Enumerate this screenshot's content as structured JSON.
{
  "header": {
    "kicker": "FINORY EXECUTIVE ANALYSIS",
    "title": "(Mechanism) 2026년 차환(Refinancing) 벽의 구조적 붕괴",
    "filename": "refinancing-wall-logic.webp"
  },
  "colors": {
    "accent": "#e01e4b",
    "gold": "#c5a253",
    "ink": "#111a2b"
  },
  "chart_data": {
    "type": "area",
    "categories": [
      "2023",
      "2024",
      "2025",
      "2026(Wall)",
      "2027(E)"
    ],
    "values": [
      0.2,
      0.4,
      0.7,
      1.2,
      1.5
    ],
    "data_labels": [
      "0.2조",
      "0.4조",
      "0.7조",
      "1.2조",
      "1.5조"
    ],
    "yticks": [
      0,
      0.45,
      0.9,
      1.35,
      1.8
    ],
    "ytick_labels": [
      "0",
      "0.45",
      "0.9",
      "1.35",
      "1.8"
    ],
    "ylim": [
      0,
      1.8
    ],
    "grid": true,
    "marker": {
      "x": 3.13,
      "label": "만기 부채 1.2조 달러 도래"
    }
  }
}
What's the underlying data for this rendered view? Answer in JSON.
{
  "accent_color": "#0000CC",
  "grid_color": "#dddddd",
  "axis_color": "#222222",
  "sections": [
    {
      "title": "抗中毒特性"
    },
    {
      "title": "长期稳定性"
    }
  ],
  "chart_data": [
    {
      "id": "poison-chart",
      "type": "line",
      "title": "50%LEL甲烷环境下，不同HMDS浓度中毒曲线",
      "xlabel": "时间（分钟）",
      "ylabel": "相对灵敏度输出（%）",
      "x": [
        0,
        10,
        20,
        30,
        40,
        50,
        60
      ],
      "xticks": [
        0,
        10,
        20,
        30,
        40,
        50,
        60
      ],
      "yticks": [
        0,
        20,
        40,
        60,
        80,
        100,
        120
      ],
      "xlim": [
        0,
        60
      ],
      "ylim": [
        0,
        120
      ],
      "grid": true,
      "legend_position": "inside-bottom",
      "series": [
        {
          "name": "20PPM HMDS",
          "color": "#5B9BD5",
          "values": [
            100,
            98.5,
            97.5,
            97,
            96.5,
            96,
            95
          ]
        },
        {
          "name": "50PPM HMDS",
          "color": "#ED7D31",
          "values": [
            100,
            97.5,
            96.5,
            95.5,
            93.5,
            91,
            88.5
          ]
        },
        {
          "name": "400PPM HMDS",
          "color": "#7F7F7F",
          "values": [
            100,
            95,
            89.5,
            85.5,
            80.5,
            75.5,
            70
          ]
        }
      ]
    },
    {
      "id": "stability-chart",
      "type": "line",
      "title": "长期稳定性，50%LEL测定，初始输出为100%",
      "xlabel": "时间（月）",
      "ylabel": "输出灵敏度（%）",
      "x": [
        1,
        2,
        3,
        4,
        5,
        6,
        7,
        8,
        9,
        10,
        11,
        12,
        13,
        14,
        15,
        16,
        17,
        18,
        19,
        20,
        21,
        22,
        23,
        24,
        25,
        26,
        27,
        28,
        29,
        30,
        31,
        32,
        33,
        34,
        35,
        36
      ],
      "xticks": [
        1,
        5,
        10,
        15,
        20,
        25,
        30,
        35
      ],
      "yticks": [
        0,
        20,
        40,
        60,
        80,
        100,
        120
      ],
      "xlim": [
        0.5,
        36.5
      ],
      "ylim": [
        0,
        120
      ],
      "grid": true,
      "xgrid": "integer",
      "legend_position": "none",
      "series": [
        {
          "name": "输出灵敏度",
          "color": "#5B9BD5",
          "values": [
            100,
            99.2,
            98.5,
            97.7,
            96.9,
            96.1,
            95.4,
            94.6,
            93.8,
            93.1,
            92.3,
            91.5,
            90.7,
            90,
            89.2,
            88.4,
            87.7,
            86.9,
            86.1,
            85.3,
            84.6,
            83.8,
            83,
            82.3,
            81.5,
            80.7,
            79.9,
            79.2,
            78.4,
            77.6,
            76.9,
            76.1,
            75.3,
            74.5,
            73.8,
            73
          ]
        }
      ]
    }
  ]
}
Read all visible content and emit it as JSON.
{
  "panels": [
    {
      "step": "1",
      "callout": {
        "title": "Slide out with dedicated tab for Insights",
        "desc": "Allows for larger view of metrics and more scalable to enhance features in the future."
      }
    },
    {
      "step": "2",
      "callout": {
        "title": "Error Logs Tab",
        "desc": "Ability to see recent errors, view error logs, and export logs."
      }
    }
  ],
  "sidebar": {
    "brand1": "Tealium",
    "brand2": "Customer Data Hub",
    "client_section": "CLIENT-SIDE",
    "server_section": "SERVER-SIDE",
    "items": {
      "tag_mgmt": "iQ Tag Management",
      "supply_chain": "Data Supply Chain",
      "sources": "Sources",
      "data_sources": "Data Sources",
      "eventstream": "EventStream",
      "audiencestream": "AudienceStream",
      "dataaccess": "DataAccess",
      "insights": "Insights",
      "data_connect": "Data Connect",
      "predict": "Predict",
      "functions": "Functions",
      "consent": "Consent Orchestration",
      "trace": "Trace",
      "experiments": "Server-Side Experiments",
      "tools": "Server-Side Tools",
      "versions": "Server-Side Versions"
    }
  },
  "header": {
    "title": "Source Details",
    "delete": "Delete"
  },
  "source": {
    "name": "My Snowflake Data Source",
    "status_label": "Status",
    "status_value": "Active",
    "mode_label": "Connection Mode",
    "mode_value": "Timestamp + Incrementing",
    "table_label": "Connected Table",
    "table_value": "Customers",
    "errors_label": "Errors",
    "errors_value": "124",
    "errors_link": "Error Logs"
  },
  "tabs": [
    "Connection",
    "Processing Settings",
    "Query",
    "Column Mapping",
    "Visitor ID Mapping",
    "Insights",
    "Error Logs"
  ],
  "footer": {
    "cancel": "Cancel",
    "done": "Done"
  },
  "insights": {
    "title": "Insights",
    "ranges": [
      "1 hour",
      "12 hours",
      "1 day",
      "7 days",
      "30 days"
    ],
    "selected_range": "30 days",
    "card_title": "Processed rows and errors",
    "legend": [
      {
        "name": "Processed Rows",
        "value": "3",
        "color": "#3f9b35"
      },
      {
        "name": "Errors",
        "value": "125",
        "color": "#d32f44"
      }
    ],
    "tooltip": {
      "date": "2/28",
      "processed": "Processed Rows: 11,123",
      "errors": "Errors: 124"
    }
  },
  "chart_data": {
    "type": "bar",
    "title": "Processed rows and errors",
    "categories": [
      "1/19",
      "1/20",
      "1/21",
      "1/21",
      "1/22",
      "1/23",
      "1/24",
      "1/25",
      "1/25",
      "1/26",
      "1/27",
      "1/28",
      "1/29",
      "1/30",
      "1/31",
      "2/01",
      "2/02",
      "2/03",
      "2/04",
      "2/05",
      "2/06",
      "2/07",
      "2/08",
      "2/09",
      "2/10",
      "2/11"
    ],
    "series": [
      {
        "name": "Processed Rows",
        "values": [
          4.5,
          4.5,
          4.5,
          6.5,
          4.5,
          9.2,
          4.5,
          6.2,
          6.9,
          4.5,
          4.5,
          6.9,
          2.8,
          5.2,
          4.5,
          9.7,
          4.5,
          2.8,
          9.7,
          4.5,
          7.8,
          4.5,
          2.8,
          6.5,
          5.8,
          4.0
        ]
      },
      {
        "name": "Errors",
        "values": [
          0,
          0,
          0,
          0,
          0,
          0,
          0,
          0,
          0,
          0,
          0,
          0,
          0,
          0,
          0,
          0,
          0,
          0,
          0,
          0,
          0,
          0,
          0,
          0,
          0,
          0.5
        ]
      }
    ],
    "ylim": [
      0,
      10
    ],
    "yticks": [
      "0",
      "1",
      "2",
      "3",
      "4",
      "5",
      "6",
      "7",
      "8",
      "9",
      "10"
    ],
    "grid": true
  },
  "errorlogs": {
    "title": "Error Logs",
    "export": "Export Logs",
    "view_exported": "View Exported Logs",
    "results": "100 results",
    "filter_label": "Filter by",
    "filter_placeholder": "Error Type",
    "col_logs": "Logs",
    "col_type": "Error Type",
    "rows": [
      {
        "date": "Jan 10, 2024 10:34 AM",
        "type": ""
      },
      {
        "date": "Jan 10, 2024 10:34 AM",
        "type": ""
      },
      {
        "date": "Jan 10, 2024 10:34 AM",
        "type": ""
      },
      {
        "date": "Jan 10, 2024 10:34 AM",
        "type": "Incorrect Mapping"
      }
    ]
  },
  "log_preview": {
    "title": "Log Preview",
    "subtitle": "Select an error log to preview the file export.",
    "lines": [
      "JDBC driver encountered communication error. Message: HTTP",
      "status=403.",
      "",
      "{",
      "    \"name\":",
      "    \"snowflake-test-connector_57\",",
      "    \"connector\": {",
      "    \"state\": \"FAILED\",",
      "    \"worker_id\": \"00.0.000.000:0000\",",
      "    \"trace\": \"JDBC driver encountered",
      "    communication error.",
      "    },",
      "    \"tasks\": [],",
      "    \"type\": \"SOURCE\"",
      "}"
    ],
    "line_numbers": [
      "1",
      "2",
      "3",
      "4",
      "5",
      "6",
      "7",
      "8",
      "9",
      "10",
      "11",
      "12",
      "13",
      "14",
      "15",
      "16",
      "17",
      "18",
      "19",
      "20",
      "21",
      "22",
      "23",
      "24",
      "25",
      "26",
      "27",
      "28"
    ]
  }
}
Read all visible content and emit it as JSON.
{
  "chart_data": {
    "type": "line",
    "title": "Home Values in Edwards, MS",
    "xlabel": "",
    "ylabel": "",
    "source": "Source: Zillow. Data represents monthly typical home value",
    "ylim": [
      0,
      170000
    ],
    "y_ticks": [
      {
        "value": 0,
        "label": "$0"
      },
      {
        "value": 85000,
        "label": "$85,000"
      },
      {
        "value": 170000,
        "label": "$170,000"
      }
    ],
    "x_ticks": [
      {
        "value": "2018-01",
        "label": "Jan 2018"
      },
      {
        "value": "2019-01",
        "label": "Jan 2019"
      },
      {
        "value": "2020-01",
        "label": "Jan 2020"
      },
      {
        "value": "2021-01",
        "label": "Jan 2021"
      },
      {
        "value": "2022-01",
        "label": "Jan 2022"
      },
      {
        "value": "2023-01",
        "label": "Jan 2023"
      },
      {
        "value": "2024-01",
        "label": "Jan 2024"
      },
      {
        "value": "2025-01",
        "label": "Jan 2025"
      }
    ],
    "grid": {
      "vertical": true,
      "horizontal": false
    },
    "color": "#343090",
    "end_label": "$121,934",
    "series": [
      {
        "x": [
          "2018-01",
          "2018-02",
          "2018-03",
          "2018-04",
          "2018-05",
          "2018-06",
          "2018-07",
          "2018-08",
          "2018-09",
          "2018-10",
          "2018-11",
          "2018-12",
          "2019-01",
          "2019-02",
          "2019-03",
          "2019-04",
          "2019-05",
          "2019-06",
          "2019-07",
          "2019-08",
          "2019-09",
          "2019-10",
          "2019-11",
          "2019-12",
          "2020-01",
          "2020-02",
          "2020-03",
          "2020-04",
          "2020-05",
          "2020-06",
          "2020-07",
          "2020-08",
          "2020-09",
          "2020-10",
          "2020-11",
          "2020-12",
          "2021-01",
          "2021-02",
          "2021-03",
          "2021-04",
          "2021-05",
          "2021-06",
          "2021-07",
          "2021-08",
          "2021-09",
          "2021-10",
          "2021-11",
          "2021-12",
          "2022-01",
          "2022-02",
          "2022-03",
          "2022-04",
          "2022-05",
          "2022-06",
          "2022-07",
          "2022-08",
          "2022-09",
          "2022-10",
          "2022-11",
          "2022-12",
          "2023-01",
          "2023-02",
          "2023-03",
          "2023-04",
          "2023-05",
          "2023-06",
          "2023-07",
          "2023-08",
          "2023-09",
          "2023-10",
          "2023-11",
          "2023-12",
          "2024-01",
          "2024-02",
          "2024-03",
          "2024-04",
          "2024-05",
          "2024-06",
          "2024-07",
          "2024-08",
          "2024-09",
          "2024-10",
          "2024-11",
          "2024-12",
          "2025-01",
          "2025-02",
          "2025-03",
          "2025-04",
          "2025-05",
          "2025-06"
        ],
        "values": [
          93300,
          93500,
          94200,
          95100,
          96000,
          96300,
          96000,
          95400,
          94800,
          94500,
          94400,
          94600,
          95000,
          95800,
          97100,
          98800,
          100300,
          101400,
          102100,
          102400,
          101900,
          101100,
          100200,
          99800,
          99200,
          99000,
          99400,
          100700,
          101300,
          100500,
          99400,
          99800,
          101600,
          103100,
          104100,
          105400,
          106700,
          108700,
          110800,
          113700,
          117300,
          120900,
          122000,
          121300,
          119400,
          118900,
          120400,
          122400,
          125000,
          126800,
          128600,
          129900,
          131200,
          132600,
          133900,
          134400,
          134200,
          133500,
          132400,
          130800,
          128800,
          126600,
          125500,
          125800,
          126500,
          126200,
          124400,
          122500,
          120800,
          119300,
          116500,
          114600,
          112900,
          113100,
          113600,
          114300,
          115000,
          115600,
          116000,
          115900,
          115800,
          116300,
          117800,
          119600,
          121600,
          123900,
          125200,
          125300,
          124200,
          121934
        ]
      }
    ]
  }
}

== WHAT YOU ARE ASKED TO DO ==
Where a line contains the string "desc", extract that line.

== ANSWER FOR THIS EXERCISE ==
        "desc": "Allows for larger view of metrics and more scalable to enhance features in the future."
        "desc": "Ability to see recent errors, view error logs, and export logs."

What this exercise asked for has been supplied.